__Exercise directions__: In the data that follows, count the lines in which the word "median" occurs, and report that figure alone.

Figure data in JSON:

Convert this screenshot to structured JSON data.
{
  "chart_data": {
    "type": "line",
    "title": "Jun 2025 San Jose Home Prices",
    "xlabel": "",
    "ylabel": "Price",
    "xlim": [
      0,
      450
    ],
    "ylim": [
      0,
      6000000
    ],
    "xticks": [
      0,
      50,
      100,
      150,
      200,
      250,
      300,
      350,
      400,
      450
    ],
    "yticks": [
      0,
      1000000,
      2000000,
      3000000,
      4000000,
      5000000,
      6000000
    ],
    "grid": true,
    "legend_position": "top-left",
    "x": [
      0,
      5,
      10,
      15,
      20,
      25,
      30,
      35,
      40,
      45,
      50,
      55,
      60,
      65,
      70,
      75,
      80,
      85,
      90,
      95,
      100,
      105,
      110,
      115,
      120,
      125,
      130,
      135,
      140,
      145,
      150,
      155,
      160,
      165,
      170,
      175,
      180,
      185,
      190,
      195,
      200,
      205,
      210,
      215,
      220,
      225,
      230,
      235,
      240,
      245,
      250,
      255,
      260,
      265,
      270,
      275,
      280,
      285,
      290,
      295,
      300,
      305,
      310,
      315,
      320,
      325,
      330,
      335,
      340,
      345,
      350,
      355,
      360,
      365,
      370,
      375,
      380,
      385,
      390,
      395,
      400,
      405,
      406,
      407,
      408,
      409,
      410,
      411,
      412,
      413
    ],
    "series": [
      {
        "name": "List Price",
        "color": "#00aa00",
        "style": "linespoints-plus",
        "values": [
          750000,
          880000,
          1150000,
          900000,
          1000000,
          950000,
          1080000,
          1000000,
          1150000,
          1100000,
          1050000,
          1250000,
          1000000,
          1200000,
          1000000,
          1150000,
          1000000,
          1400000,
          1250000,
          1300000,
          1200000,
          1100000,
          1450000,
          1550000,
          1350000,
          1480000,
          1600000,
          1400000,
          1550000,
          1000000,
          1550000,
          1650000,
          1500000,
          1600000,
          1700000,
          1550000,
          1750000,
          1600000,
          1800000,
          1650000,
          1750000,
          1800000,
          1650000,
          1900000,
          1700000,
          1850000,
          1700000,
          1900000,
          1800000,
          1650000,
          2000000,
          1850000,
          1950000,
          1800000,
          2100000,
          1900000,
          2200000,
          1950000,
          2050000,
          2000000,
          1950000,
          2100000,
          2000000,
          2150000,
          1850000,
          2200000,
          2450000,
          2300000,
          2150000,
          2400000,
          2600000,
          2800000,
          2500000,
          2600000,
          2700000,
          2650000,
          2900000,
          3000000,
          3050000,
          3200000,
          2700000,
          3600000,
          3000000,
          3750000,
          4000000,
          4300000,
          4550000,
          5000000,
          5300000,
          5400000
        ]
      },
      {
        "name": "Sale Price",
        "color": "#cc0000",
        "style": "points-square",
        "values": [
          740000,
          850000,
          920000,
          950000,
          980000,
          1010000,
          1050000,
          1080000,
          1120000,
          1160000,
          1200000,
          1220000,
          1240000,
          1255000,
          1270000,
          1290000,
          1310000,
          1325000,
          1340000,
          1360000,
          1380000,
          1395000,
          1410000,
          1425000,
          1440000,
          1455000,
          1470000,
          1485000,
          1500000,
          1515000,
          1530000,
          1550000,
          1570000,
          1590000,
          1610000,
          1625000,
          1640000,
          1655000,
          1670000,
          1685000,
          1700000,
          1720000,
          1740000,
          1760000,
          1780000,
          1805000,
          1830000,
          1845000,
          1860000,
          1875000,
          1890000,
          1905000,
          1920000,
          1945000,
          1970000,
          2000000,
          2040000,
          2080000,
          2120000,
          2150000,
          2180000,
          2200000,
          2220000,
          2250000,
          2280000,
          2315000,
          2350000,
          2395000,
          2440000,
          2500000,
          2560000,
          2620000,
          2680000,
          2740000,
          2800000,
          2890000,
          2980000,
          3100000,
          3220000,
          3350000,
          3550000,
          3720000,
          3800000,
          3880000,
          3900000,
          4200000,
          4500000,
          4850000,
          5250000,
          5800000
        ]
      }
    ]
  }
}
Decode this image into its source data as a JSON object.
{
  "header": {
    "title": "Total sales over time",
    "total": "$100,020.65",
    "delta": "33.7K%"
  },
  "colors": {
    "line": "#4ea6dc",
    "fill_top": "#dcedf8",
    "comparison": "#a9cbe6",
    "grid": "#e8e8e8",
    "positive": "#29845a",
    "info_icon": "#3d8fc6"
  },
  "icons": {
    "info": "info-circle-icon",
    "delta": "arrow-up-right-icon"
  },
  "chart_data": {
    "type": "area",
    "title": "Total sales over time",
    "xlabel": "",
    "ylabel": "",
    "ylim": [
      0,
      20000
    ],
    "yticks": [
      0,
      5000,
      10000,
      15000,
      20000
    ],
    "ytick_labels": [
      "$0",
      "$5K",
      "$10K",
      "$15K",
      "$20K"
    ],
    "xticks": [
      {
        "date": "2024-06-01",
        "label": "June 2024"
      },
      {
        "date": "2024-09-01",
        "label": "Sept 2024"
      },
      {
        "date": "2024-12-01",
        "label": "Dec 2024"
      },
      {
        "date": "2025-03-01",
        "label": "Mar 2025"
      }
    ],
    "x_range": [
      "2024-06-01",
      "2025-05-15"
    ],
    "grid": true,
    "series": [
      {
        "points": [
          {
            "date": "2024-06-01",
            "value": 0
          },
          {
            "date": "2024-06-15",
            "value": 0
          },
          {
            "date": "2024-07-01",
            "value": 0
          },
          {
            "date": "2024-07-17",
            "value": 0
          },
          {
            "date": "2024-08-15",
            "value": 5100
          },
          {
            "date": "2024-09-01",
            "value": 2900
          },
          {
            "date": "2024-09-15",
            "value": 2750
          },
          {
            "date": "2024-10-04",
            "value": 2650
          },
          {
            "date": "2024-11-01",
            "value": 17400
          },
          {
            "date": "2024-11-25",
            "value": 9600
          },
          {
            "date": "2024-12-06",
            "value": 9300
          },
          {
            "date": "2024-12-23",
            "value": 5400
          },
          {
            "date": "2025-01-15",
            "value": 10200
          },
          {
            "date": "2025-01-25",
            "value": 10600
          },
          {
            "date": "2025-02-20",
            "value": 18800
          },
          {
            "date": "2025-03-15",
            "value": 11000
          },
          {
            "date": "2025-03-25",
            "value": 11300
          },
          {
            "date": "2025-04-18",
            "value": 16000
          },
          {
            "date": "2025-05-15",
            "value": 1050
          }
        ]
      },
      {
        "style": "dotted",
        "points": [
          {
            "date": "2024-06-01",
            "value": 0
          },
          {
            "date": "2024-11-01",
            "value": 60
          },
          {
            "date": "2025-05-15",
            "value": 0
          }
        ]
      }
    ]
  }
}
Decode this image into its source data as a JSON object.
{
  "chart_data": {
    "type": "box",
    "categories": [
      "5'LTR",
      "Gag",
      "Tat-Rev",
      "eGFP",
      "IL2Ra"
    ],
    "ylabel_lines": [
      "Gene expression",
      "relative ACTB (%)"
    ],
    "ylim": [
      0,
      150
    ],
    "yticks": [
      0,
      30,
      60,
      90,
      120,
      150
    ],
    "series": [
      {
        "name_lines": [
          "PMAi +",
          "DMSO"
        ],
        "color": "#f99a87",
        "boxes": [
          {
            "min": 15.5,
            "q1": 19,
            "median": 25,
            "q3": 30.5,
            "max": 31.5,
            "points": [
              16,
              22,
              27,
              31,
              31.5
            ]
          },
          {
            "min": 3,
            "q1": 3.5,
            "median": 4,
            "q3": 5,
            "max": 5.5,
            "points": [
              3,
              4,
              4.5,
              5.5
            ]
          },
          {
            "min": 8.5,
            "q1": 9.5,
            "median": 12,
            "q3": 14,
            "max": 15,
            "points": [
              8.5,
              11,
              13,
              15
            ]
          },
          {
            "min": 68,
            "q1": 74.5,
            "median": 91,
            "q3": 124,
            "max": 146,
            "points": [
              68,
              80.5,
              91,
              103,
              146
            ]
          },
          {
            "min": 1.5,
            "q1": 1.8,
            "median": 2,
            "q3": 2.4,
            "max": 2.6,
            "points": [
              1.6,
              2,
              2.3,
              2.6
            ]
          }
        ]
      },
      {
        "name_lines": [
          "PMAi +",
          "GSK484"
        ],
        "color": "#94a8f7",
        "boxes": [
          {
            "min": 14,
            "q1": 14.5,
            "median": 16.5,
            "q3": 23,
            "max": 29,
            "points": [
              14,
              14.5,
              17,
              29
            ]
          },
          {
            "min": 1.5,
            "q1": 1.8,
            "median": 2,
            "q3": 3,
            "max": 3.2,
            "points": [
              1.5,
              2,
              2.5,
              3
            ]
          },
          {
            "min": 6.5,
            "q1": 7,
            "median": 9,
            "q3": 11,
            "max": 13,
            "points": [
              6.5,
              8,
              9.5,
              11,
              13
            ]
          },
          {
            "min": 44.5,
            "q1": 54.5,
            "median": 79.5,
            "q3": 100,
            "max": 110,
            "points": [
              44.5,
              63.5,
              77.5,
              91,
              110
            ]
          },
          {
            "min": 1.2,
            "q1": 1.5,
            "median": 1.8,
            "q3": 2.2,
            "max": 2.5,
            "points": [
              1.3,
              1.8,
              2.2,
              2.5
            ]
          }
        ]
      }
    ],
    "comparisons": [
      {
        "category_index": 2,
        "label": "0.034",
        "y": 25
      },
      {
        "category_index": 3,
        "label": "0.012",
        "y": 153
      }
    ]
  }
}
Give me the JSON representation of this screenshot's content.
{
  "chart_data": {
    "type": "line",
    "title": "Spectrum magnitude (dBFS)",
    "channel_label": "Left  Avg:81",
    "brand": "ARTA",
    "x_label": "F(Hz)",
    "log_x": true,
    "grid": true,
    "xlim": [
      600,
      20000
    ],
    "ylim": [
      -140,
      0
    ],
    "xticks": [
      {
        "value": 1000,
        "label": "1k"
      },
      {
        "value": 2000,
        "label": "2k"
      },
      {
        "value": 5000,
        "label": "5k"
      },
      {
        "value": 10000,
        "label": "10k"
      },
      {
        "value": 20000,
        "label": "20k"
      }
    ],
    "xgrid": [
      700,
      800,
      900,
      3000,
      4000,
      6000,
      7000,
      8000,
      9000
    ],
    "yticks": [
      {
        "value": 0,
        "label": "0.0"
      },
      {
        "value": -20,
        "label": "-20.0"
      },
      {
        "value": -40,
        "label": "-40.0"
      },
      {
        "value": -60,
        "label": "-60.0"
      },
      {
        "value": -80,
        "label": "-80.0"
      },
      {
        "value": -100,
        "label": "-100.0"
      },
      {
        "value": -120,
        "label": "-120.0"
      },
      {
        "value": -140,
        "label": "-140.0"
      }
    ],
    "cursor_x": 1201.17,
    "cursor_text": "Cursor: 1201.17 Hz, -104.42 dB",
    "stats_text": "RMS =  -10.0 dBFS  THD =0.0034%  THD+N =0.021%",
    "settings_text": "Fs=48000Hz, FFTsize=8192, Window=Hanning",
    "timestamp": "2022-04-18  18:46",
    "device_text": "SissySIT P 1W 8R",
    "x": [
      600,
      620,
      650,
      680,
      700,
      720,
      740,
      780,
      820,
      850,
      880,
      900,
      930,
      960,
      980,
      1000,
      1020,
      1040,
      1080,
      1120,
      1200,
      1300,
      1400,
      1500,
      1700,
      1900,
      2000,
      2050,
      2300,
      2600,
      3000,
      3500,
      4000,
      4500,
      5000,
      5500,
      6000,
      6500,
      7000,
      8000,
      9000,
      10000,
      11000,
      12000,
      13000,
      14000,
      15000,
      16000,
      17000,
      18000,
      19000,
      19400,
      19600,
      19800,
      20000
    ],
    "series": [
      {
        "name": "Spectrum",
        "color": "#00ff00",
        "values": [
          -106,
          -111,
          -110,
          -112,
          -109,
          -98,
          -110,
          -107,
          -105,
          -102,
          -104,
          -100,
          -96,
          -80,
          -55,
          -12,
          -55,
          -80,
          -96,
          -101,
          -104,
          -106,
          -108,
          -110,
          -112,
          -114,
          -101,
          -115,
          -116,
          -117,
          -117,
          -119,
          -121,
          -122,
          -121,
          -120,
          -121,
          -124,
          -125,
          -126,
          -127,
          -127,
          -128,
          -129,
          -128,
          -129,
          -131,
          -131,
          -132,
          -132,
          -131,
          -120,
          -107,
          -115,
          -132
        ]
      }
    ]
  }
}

__Final result__: 10